Work to be completed
Nothing but an exact repetition of the entries should appear in the answer.

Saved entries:

= = = =

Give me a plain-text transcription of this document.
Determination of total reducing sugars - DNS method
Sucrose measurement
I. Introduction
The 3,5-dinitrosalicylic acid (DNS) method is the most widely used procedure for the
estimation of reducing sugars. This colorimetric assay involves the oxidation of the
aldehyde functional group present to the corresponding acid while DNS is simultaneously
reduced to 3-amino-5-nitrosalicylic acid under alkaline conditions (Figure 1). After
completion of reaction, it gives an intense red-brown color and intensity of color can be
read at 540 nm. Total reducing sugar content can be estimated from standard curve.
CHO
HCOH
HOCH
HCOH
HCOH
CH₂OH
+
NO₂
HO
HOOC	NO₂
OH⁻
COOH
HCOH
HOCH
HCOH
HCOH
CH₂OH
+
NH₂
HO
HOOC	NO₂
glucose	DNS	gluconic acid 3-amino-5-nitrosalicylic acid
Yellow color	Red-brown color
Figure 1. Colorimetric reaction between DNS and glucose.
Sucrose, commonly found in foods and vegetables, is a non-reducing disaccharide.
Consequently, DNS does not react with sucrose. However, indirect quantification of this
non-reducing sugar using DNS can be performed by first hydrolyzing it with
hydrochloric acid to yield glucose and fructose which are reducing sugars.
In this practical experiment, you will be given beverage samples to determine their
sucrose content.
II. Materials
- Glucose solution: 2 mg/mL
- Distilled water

= = = =

Written solution
Give me a plain-text transcription of this document.
Determination of total reducing sugars - DNS method
Sucrose measurement
I. Introduction
The 3,5-dinitrosalicylic acid (DNS) method is the most widely used procedure for the
estimation of reducing sugars. This colorimetric assay involves the oxidation of the
aldehyde functional group present to the corresponding acid while DNS is simultaneously
reduced to 3-amino-5-nitrosalicylic acid under alkaline conditions (Figure 1). After
completion of reaction, it gives an intense red-brown color and intensity of color can be
read at 540 nm. Total reducing sugar content can be estimated from standard curve.
CHO
HCOH
HOCH
HCOH
HCOH
CH₂OH
+
NO₂
HO
HOOC	NO₂
OH⁻
COOH
HCOH
HOCH
HCOH
HCOH
CH₂OH
+
NH₂
HO
HOOC	NO₂
glucose	DNS	gluconic acid 3-amino-5-nitrosalicylic acid
Yellow color	Red-brown color
Figure 1. Colorimetric reaction between DNS and glucose.
Sucrose, commonly found in foods and vegetables, is a non-reducing disaccharide.
Consequently, DNS does not react with sucrose. However, indirect quantification of this
non-reducing sugar using DNS can be performed by first hydrolyzing it with
hydrochloric acid to yield glucose and fructose which are reducing sugars.
In this practical experiment, you will be given beverage samples to determine their
sucrose content.
II. Materials
- Glucose solution: 2 mg/mL
- Distilled water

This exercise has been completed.